==== Records to use
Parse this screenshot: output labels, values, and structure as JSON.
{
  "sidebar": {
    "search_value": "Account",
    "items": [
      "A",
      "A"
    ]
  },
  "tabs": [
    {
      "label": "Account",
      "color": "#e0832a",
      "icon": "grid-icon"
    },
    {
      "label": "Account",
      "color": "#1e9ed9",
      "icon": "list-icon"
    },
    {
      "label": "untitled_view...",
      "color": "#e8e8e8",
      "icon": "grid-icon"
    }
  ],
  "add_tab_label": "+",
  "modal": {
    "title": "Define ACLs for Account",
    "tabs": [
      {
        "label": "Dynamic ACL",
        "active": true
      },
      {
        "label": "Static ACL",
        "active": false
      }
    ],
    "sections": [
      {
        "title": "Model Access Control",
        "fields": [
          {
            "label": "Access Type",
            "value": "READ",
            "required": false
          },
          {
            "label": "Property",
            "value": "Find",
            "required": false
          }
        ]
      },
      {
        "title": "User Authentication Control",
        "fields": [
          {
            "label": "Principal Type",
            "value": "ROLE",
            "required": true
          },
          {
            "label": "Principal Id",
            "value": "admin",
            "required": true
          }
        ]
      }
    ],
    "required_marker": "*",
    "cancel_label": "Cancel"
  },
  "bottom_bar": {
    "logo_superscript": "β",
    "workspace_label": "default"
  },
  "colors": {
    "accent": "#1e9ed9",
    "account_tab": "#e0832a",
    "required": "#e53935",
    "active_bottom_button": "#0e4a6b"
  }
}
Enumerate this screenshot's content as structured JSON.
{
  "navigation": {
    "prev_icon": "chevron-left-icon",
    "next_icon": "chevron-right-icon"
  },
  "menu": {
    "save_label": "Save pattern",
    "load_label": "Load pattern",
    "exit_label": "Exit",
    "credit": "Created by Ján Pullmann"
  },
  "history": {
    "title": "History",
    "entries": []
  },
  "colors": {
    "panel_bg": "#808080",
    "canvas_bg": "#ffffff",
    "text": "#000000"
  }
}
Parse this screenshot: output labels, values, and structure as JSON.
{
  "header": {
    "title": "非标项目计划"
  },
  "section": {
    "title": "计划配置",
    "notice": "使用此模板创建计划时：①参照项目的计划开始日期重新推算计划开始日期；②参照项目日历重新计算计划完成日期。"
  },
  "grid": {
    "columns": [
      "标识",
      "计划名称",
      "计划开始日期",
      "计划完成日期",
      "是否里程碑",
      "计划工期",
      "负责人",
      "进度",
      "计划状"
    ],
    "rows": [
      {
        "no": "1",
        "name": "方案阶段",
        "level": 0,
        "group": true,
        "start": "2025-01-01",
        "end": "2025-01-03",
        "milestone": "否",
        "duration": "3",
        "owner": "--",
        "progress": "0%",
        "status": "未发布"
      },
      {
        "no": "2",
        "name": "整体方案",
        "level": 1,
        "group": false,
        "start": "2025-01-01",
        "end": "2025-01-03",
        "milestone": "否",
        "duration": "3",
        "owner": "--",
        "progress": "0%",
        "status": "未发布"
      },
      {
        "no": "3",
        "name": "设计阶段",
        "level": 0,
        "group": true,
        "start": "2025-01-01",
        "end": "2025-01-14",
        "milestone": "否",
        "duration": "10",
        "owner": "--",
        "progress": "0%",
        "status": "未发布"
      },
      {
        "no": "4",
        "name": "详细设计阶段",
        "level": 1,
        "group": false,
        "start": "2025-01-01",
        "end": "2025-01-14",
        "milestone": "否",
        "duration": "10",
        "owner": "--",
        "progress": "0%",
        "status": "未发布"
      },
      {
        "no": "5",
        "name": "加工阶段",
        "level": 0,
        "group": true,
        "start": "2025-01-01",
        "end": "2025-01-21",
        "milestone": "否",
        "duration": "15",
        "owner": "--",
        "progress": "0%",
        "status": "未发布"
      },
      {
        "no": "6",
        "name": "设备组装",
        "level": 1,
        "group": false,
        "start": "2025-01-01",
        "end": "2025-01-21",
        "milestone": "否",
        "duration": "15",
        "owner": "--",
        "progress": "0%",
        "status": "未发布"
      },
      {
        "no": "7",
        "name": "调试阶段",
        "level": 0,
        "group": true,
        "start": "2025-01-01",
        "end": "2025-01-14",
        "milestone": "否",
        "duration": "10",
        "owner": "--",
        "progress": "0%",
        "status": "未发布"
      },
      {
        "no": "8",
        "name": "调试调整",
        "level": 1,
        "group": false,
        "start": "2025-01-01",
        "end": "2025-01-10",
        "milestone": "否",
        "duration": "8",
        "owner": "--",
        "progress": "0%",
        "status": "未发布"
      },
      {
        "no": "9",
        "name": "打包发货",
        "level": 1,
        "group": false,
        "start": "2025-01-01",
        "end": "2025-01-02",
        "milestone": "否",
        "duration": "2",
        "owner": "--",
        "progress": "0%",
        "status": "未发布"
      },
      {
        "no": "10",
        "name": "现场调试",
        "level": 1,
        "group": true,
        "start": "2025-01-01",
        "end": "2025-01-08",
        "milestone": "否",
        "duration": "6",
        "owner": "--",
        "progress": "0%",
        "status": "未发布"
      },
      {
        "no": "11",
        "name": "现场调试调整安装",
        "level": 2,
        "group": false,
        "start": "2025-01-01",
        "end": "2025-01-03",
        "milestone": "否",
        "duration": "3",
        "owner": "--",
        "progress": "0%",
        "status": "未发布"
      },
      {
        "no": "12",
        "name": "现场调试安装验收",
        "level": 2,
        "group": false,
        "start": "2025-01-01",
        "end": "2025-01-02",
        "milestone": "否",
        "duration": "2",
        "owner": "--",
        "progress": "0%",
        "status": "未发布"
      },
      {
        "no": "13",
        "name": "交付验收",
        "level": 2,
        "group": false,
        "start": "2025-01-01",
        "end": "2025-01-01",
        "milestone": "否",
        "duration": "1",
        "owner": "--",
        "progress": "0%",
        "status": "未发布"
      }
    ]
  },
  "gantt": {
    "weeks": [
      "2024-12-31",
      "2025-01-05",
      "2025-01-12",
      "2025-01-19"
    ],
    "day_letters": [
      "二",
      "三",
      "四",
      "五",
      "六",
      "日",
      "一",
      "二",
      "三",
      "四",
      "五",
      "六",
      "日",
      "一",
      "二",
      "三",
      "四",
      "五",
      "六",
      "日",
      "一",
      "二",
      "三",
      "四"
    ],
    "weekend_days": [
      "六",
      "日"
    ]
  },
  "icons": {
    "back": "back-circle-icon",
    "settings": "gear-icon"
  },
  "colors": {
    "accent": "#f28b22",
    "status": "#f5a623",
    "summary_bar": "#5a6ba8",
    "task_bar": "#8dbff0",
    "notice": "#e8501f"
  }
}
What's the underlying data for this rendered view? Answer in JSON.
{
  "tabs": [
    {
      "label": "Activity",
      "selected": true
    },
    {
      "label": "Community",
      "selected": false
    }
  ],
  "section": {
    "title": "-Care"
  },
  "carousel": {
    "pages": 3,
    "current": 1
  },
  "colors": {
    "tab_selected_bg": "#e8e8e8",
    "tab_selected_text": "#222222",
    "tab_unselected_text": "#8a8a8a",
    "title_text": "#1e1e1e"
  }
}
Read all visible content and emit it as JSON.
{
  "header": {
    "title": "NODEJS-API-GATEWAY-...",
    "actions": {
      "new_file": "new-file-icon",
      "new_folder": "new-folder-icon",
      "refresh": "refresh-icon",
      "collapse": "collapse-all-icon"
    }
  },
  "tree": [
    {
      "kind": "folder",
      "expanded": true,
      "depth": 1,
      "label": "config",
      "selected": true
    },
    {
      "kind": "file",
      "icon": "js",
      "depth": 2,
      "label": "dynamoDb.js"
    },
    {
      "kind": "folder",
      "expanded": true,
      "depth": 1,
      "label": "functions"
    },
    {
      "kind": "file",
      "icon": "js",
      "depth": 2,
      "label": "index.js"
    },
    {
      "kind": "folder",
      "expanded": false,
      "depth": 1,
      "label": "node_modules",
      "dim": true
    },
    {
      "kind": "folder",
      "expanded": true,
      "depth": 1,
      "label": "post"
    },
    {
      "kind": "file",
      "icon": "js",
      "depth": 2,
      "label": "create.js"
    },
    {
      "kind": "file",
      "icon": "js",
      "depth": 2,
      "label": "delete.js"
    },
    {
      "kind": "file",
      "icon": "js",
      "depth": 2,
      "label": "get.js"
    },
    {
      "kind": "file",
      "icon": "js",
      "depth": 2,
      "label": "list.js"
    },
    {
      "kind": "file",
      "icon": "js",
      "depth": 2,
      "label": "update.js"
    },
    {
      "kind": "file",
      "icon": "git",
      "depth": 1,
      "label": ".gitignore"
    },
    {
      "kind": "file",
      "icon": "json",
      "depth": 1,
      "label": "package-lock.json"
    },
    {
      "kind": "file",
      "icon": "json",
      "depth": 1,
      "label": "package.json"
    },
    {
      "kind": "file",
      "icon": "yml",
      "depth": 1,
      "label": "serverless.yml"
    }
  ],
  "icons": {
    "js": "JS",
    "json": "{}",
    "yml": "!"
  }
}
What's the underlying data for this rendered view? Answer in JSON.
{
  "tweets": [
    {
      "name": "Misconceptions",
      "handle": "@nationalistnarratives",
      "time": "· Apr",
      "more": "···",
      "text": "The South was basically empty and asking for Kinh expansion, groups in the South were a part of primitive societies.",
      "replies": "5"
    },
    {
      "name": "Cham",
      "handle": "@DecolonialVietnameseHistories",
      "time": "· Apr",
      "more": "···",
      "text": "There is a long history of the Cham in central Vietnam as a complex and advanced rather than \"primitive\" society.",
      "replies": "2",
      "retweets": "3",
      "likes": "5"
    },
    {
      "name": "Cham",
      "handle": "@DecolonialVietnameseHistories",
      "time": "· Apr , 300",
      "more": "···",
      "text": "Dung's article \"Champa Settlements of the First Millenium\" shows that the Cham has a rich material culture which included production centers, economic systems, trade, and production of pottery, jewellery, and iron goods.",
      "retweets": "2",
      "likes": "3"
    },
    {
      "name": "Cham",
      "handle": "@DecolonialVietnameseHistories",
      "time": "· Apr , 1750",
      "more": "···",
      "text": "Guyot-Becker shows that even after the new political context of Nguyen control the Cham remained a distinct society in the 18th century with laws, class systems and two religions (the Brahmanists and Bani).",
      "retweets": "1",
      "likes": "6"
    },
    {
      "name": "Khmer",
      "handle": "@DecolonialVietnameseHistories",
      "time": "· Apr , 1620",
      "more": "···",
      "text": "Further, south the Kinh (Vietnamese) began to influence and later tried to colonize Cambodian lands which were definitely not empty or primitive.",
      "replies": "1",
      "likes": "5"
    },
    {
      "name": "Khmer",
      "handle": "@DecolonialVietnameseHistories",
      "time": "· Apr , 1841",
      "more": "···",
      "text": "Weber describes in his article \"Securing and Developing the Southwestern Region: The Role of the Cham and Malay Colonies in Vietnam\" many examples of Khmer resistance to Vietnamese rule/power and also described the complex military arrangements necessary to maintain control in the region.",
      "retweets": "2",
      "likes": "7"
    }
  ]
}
========
> **Problem to solve**
Where a line of the records above holds the word "which", copy that line.

> **Full solution**
      "text": "Dung's article \"Champa Settlements of the First Millenium\" shows that the Cham has a rich material culture which included production centers, economic systems, trade, and production of pottery, jewellery, and iron goods.",
      "text": "Further, south the Kinh (Vietnamese) began to influence and later tried to colonize Cambodian lands which were definitely not empty or primitive.",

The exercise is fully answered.